Write out all records as given; omit images.

--- Start ---

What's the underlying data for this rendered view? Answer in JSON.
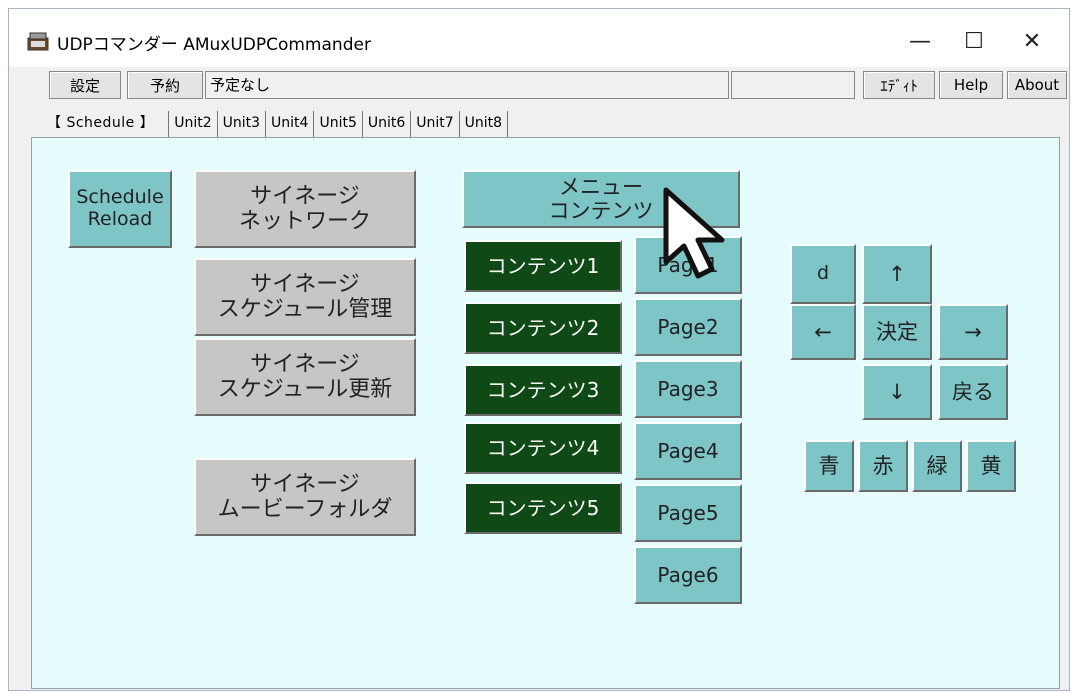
{
  "window": {
    "title": "UDPコマンダー AMuxUDPCommander"
  },
  "window_controls": {
    "minimize": "—",
    "maximize": "☐",
    "close": "✕"
  },
  "toolbar": {
    "settings_label": "設定",
    "reserve_label": "予約",
    "reserve_status": "予定なし",
    "blank_field": "",
    "edit_label": "ｴﾃﾞｨﾄ",
    "help_label": "Help",
    "about_label": "About"
  },
  "tabs": [
    "【 Schedule 】",
    "Unit2",
    "Unit3",
    "Unit4",
    "Unit5",
    "Unit6",
    "Unit7",
    "Unit8"
  ],
  "buttons": {
    "schedule_reload": "Schedule\nReload",
    "signage_network": "サイネージ\nネットワーク",
    "signage_schedule_manage": "サイネージ\nスケジュール管理",
    "signage_schedule_update": "サイネージ\nスケジュール更新",
    "signage_movie_folder": "サイネージ\nムービーフォルダ",
    "menu_contents": "メニュー\nコンテンツ",
    "contents": [
      "コンテンツ1",
      "コンテンツ2",
      "コンテンツ3",
      "コンテンツ4",
      "コンテンツ5"
    ],
    "pages": [
      "Page1",
      "Page2",
      "Page3",
      "Page4",
      "Page5",
      "Page6"
    ],
    "remote": {
      "d": "d",
      "up": "↑",
      "left": "←",
      "enter": "決定",
      "right": "→",
      "down": "↓",
      "back": "戻る"
    },
    "colors": [
      "青",
      "赤",
      "緑",
      "黄"
    ]
  },
  "colors": {
    "teal": "#7ec5c7",
    "gray": "#c6c6c6",
    "green": "#0f4a16",
    "panel": "#e6fcfc"
  }
}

--- End ---

**Expected answer**
What's the underlying data for this rendered view? Answer in JSON.
{
  "window": {
    "title": "UDPコマンダー AMuxUDPCommander"
  },
  "window_controls": {
    "minimize": "—",
    "maximize": "☐",
    "close": "✕"
  },
  "toolbar": {
    "settings_label": "設定",
    "reserve_label": "予約",
    "reserve_status": "予定なし",
    "blank_field": "",
    "edit_label": "ｴﾃﾞｨﾄ",
    "help_label": "Help",
    "about_label": "About"
  },
  "tabs": [
    "【 Schedule 】",
    "Unit2",
    "Unit3",
    "Unit4",
    "Unit5",
    "Unit6",
    "Unit7",
    "Unit8"
  ],
  "buttons": {
    "schedule_reload": "Schedule\nReload",
    "signage_network": "サイネージ\nネットワーク",
    "signage_schedule_manage": "サイネージ\nスケジュール管理",
    "signage_schedule_update": "サイネージ\nスケジュール更新",
    "signage_movie_folder": "サイネージ\nムービーフォルダ",
    "menu_contents": "メニュー\nコンテンツ",
    "contents": [
      "コンテンツ1",
      "コンテンツ2",
      "コンテンツ3",
      "コンテンツ4",
      "コンテンツ5"
    ],
    "pages": [
      "Page1",
      "Page2",
      "Page3",
      "Page4",
      "Page5",
      "Page6"
    ],
    "remote": {
      "d": "d",
      "up": "↑",
      "left": "←",
      "enter": "決定",
      "right": "→",
      "down": "↓",
      "back": "戻る"
    },
    "colors": [
      "青",
      "赤",
      "緑",
      "黄"
    ]
  },
  "colors": {
    "teal": "#7ec5c7",
    "gray": "#c6c6c6",
    "green": "#0f4a16",
    "panel": "#e6fcfc"
  }
}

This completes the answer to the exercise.